[Goal of the exercise]
State the number of lines that hold the string "Терешковой", with nothing added.

[Dataset content]
= = =

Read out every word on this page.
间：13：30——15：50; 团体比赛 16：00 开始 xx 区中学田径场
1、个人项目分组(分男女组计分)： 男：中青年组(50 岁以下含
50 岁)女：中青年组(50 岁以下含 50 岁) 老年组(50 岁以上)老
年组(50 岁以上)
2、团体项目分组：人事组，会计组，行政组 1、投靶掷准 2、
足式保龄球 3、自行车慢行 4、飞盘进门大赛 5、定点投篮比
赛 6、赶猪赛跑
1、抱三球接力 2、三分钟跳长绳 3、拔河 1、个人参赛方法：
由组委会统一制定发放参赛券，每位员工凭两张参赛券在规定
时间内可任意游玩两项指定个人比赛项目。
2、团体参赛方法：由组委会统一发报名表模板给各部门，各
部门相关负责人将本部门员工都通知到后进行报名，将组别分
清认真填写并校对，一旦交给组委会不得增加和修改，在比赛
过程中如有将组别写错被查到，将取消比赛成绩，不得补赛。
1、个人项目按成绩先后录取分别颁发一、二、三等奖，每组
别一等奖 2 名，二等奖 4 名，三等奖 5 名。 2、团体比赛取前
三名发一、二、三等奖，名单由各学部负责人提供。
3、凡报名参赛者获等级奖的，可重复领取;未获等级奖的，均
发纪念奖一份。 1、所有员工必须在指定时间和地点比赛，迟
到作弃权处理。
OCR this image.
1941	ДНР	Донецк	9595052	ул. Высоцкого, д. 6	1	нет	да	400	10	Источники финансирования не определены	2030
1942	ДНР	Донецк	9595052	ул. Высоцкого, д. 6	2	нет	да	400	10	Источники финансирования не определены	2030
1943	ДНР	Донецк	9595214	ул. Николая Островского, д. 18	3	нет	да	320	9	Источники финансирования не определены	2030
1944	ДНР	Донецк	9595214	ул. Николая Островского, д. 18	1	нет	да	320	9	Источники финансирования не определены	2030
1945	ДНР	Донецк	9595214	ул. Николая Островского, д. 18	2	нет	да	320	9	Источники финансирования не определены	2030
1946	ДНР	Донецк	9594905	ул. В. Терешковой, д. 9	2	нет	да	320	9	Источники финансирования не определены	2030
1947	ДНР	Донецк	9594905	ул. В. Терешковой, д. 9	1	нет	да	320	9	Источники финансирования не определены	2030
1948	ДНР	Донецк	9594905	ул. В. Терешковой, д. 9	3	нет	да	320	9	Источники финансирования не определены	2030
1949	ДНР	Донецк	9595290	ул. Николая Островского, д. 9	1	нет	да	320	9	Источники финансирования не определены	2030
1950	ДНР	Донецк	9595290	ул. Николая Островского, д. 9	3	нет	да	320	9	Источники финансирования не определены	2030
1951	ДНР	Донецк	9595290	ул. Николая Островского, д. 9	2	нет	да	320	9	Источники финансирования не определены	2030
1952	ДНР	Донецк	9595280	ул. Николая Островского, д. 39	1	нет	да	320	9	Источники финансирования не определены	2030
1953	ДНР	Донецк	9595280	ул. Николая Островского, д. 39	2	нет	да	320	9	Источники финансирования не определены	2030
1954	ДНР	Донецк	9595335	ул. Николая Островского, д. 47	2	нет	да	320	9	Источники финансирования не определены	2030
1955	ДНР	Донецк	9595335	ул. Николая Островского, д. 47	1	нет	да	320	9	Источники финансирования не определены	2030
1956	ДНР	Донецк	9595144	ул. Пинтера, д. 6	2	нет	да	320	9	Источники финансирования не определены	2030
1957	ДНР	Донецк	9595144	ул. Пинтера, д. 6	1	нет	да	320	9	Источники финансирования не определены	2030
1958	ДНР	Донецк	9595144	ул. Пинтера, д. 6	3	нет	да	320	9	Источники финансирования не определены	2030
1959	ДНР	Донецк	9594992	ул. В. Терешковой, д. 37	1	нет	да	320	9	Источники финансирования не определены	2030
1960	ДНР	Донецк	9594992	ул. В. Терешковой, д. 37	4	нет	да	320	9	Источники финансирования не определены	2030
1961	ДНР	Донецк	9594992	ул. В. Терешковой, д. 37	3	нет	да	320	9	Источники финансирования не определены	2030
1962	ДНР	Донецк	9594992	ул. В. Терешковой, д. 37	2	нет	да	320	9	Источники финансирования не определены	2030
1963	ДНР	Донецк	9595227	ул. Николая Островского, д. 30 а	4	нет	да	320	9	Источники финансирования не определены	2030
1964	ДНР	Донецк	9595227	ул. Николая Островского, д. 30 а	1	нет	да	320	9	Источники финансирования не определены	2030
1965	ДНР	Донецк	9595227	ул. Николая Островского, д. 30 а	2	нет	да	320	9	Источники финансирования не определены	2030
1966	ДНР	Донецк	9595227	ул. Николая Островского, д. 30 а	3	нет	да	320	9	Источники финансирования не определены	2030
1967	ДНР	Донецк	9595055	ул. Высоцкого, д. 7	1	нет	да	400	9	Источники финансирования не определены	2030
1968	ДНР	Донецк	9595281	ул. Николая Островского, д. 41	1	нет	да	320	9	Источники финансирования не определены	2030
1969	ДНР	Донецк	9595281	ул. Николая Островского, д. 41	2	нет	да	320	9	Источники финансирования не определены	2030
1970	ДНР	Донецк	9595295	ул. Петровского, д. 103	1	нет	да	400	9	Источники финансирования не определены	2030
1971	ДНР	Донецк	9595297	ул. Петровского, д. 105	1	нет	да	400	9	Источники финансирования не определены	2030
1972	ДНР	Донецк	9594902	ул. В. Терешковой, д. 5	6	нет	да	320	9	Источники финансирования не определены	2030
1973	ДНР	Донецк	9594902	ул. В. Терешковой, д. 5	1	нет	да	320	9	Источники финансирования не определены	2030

= = =

[Output]
9